=== Task requirements ===
List each line holding the string "this".

=== Dataset extract ===
- - - - -
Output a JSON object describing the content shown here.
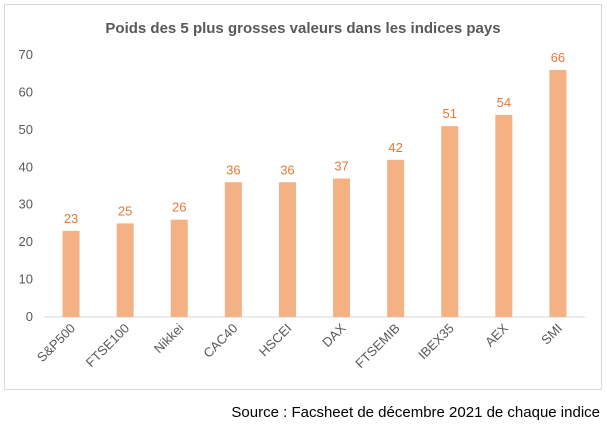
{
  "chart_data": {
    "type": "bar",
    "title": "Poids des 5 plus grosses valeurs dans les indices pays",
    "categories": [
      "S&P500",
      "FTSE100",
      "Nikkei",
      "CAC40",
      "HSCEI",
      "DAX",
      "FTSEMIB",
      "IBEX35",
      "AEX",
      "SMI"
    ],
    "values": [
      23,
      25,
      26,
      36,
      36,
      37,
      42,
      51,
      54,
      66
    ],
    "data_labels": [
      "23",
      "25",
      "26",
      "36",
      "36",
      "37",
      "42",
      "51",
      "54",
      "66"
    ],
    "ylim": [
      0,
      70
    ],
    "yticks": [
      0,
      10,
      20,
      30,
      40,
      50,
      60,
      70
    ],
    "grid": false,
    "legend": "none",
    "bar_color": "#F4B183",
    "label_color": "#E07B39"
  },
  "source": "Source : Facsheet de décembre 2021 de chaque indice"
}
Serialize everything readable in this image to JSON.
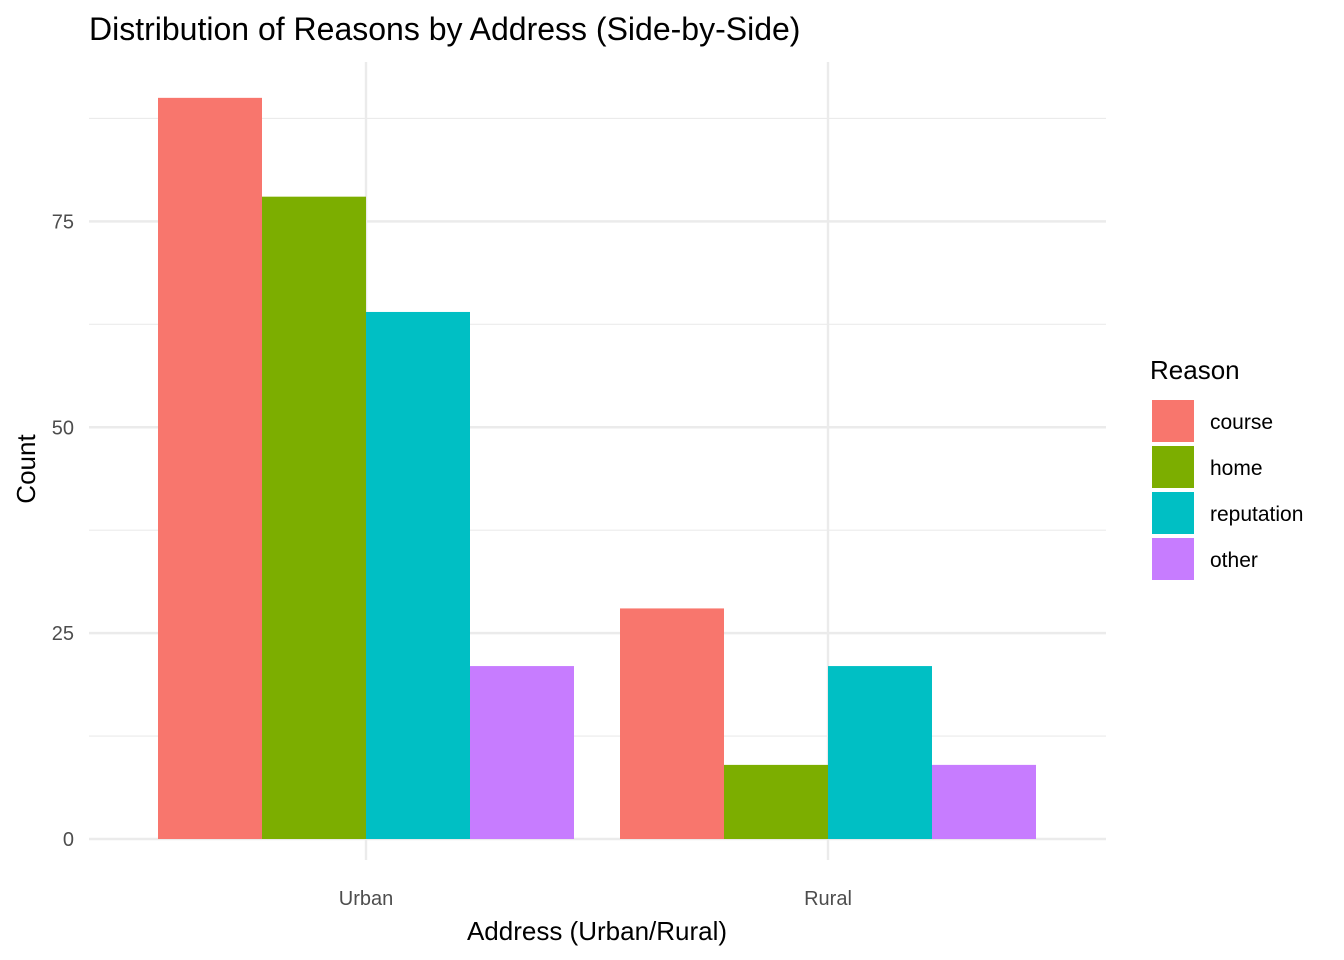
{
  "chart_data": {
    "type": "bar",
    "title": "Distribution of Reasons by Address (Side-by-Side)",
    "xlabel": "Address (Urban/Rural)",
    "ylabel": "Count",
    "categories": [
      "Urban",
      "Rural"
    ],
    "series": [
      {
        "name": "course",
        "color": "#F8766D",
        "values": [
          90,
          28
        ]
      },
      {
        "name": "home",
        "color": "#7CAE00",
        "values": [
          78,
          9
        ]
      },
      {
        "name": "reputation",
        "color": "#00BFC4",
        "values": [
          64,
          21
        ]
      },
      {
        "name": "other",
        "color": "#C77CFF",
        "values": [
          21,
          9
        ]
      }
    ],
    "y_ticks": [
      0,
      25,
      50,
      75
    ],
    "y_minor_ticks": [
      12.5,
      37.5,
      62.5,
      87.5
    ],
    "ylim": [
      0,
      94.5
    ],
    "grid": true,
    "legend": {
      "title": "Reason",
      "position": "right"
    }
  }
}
- - - - -
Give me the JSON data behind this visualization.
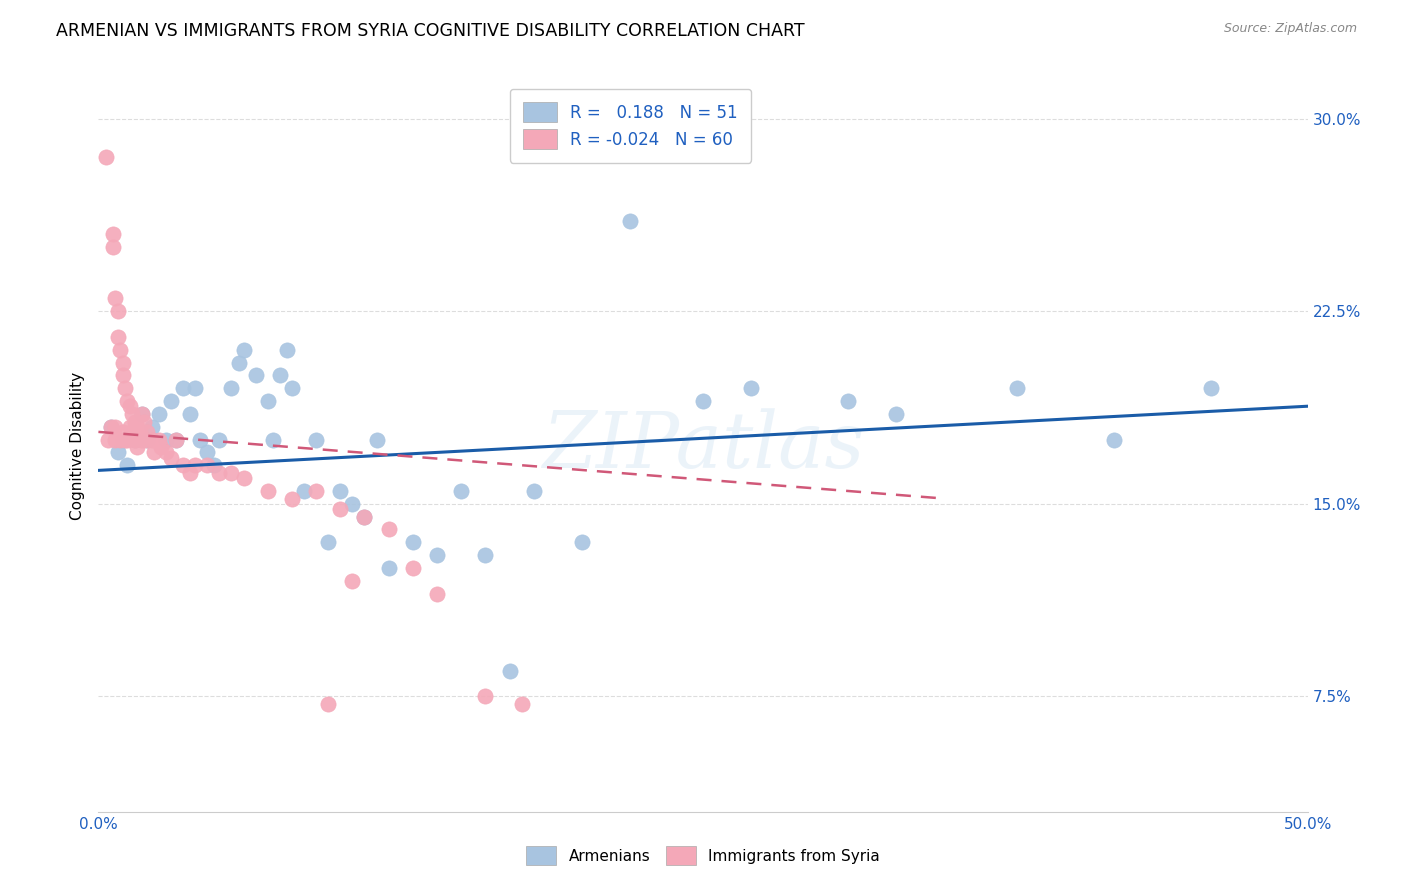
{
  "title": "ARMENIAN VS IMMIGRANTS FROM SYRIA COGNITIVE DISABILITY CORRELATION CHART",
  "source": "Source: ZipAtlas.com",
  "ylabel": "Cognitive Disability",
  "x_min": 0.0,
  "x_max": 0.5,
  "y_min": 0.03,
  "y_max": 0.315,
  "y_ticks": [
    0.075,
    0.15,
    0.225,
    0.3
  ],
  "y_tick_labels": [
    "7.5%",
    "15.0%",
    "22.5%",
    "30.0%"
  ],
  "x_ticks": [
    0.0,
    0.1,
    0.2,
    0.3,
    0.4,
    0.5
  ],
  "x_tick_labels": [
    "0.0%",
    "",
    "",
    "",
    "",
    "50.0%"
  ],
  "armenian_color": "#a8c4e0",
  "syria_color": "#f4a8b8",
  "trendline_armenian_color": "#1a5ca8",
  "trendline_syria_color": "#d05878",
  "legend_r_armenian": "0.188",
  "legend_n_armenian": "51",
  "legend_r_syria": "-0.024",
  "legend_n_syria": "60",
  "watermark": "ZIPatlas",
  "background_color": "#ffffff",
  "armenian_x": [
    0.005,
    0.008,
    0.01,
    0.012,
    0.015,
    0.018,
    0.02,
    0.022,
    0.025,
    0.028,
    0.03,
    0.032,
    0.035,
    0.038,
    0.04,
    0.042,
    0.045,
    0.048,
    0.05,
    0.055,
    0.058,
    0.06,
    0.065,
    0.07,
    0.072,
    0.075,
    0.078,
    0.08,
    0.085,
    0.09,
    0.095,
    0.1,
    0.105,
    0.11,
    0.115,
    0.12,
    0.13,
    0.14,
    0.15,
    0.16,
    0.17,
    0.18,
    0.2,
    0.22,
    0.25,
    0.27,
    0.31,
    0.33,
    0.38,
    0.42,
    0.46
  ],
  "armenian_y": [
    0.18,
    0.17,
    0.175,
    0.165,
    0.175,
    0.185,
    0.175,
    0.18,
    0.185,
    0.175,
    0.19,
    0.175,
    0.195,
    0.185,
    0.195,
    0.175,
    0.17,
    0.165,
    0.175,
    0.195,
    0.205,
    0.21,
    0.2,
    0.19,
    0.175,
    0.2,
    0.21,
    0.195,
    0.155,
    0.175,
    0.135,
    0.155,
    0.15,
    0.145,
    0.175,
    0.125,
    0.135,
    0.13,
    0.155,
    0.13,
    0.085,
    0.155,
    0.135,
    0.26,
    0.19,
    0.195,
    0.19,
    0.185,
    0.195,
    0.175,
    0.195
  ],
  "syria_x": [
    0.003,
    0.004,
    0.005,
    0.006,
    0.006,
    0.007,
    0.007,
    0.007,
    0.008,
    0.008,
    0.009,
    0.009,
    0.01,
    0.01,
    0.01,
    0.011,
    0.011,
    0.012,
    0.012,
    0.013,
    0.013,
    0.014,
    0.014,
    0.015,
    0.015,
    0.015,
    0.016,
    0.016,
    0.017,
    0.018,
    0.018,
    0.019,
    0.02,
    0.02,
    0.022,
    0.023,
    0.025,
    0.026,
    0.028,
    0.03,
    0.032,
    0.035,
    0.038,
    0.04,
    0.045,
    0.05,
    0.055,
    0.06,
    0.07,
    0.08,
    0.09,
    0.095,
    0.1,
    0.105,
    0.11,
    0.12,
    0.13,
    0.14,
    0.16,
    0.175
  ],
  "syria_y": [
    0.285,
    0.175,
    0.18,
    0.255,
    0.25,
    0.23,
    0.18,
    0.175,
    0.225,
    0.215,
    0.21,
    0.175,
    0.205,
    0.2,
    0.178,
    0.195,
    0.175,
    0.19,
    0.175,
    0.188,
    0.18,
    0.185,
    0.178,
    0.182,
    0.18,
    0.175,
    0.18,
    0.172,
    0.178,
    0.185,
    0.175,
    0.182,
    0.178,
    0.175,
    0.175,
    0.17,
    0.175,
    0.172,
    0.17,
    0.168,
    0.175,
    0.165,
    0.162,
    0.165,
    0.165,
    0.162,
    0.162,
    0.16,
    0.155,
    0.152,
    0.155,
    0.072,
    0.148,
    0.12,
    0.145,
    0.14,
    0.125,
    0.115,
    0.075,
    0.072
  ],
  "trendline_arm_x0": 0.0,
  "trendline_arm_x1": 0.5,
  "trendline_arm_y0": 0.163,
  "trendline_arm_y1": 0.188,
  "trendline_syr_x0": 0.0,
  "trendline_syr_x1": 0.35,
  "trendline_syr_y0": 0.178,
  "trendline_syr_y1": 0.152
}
- - - - -
=== Result ===
Serialize everything readable in this image to JSON.
Give me the JSON data behind this visualization.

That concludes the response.